**BRIEF**
Retype every entry word for word.

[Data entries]

## Start

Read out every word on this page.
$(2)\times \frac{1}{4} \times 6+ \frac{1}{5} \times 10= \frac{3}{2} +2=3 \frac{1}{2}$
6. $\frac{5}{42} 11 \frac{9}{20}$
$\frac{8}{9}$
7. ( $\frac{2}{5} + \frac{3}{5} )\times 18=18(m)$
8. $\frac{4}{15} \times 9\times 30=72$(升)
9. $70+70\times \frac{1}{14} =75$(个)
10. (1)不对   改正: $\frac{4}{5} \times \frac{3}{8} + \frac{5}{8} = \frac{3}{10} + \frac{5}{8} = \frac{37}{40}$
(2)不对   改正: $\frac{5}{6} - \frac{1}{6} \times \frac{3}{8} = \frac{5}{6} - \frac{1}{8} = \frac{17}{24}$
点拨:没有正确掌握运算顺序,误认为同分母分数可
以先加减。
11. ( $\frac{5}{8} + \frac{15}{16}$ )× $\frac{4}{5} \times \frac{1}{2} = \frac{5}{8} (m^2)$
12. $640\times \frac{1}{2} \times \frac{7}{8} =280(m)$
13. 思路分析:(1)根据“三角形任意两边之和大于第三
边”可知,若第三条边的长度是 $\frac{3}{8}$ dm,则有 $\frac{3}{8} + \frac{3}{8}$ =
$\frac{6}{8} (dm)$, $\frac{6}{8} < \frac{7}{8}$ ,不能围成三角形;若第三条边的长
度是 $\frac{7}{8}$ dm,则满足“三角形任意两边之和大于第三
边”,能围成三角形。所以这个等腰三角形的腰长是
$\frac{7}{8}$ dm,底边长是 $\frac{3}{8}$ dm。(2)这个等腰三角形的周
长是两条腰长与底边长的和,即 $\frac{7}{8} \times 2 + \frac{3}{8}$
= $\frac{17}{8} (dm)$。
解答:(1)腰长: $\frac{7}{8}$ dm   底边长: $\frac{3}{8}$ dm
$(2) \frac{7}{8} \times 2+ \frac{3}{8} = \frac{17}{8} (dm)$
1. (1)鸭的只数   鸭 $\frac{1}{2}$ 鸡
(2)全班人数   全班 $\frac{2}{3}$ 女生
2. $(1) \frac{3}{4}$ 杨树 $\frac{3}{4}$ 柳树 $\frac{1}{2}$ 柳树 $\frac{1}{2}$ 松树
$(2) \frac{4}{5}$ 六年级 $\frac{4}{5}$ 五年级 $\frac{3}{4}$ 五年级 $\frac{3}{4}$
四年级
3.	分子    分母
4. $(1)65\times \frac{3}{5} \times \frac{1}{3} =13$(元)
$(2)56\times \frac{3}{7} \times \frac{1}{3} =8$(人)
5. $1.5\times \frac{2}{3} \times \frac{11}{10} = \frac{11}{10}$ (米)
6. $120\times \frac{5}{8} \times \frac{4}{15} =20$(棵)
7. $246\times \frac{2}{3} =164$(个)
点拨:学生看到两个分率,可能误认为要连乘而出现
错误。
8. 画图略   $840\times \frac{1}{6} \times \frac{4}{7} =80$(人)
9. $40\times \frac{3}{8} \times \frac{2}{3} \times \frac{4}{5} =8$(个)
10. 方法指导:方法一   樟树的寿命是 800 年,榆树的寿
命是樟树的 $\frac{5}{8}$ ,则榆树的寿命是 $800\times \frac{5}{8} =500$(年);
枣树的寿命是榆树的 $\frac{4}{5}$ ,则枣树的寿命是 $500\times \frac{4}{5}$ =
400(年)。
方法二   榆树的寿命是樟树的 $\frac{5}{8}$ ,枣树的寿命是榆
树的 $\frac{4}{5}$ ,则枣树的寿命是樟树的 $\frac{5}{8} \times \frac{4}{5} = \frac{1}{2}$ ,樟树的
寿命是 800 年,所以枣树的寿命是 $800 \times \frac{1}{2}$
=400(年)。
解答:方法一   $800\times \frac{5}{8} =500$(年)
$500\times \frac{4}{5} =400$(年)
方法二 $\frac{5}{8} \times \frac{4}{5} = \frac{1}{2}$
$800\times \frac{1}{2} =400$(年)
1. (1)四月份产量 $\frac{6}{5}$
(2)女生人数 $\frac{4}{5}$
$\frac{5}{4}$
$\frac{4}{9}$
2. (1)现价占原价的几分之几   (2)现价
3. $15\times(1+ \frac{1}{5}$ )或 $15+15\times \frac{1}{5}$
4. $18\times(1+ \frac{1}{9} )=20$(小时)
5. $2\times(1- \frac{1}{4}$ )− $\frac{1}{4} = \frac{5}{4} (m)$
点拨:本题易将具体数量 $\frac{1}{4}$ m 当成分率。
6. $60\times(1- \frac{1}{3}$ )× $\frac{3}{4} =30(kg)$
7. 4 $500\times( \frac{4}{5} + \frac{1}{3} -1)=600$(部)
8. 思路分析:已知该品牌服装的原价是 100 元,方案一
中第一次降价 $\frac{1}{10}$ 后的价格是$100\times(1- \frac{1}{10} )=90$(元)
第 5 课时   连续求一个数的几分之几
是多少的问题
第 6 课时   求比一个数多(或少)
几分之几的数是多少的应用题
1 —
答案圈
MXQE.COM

## End

**SOLUTION TO THE EXERCISE**
Read out every word on this page.
$(2)\times \frac{1}{4} \times 6+ \frac{1}{5} \times 10= \frac{3}{2} +2=3 \frac{1}{2}$
6. $\frac{5}{42} 11 \frac{9}{20}$
$\frac{8}{9}$
7. ( $\frac{2}{5} + \frac{3}{5} )\times 18=18(m)$
8. $\frac{4}{15} \times 9\times 30=72$(升)
9. $70+70\times \frac{1}{14} =75$(个)
10. (1)不对   改正: $\frac{4}{5} \times \frac{3}{8} + \frac{5}{8} = \frac{3}{10} + \frac{5}{8} = \frac{37}{40}$
(2)不对   改正: $\frac{5}{6} - \frac{1}{6} \times \frac{3}{8} = \frac{5}{6} - \frac{1}{8} = \frac{17}{24}$
点拨:没有正确掌握运算顺序,误认为同分母分数可
以先加减。
11. ( $\frac{5}{8} + \frac{15}{16}$ )× $\frac{4}{5} \times \frac{1}{2} = \frac{5}{8} (m^2)$
12. $640\times \frac{1}{2} \times \frac{7}{8} =280(m)$
13. 思路分析:(1)根据“三角形任意两边之和大于第三
边”可知,若第三条边的长度是 $\frac{3}{8}$ dm,则有 $\frac{3}{8} + \frac{3}{8}$ =
$\frac{6}{8} (dm)$, $\frac{6}{8} < \frac{7}{8}$ ,不能围成三角形;若第三条边的长
度是 $\frac{7}{8}$ dm,则满足“三角形任意两边之和大于第三
边”,能围成三角形。所以这个等腰三角形的腰长是
$\frac{7}{8}$ dm,底边长是 $\frac{3}{8}$ dm。(2)这个等腰三角形的周
长是两条腰长与底边长的和,即 $\frac{7}{8} \times 2 + \frac{3}{8}$
= $\frac{17}{8} (dm)$。
解答:(1)腰长: $\frac{7}{8}$ dm   底边长: $\frac{3}{8}$ dm
$(2) \frac{7}{8} \times 2+ \frac{3}{8} = \frac{17}{8} (dm)$
1. (1)鸭的只数   鸭 $\frac{1}{2}$ 鸡
(2)全班人数   全班 $\frac{2}{3}$ 女生
2. $(1) \frac{3}{4}$ 杨树 $\frac{3}{4}$ 柳树 $\frac{1}{2}$ 柳树 $\frac{1}{2}$ 松树
$(2) \frac{4}{5}$ 六年级 $\frac{4}{5}$ 五年级 $\frac{3}{4}$ 五年级 $\frac{3}{4}$
四年级
3.	分子    分母
4. $(1)65\times \frac{3}{5} \times \frac{1}{3} =13$(元)
$(2)56\times \frac{3}{7} \times \frac{1}{3} =8$(人)
5. $1.5\times \frac{2}{3} \times \frac{11}{10} = \frac{11}{10}$ (米)
6. $120\times \frac{5}{8} \times \frac{4}{15} =20$(棵)
7. $246\times \frac{2}{3} =164$(个)
点拨:学生看到两个分率,可能误认为要连乘而出现
错误。
8. 画图略   $840\times \frac{1}{6} \times \frac{4}{7} =80$(人)
9. $40\times \frac{3}{8} \times \frac{2}{3} \times \frac{4}{5} =8$(个)
10. 方法指导:方法一   樟树的寿命是 800 年,榆树的寿
命是樟树的 $\frac{5}{8}$ ,则榆树的寿命是 $800\times \frac{5}{8} =500$(年);
枣树的寿命是榆树的 $\frac{4}{5}$ ,则枣树的寿命是 $500\times \frac{4}{5}$ =
400(年)。
方法二   榆树的寿命是樟树的 $\frac{5}{8}$ ,枣树的寿命是榆
树的 $\frac{4}{5}$ ,则枣树的寿命是樟树的 $\frac{5}{8} \times \frac{4}{5} = \frac{1}{2}$ ,樟树的
寿命是 800 年,所以枣树的寿命是 $800 \times \frac{1}{2}$
=400(年)。
解答:方法一   $800\times \frac{5}{8} =500$(年)
$500\times \frac{4}{5} =400$(年)
方法二 $\frac{5}{8} \times \frac{4}{5} = \frac{1}{2}$
$800\times \frac{1}{2} =400$(年)
1. (1)四月份产量 $\frac{6}{5}$
(2)女生人数 $\frac{4}{5}$
$\frac{5}{4}$
$\frac{4}{9}$
2. (1)现价占原价的几分之几   (2)现价
3. $15\times(1+ \frac{1}{5}$ )或 $15+15\times \frac{1}{5}$
4. $18\times(1+ \frac{1}{9} )=20$(小时)
5. $2\times(1- \frac{1}{4}$ )− $\frac{1}{4} = \frac{5}{4} (m)$
点拨:本题易将具体数量 $\frac{1}{4}$ m 当成分率。
6. $60\times(1- \frac{1}{3}$ )× $\frac{3}{4} =30(kg)$
7. 4 $500\times( \frac{4}{5} + \frac{1}{3} -1)=600$(部)
8. 思路分析:已知该品牌服装的原价是 100 元,方案一
中第一次降价 $\frac{1}{10}$ 后的价格是$100\times(1- \frac{1}{10} )=90$(元)
第 5 课时   连续求一个数的几分之几
是多少的问题
第 6 课时   求比一个数多(或少)
几分之几的数是多少的应用题
1 —
答案圈
MXQE.COM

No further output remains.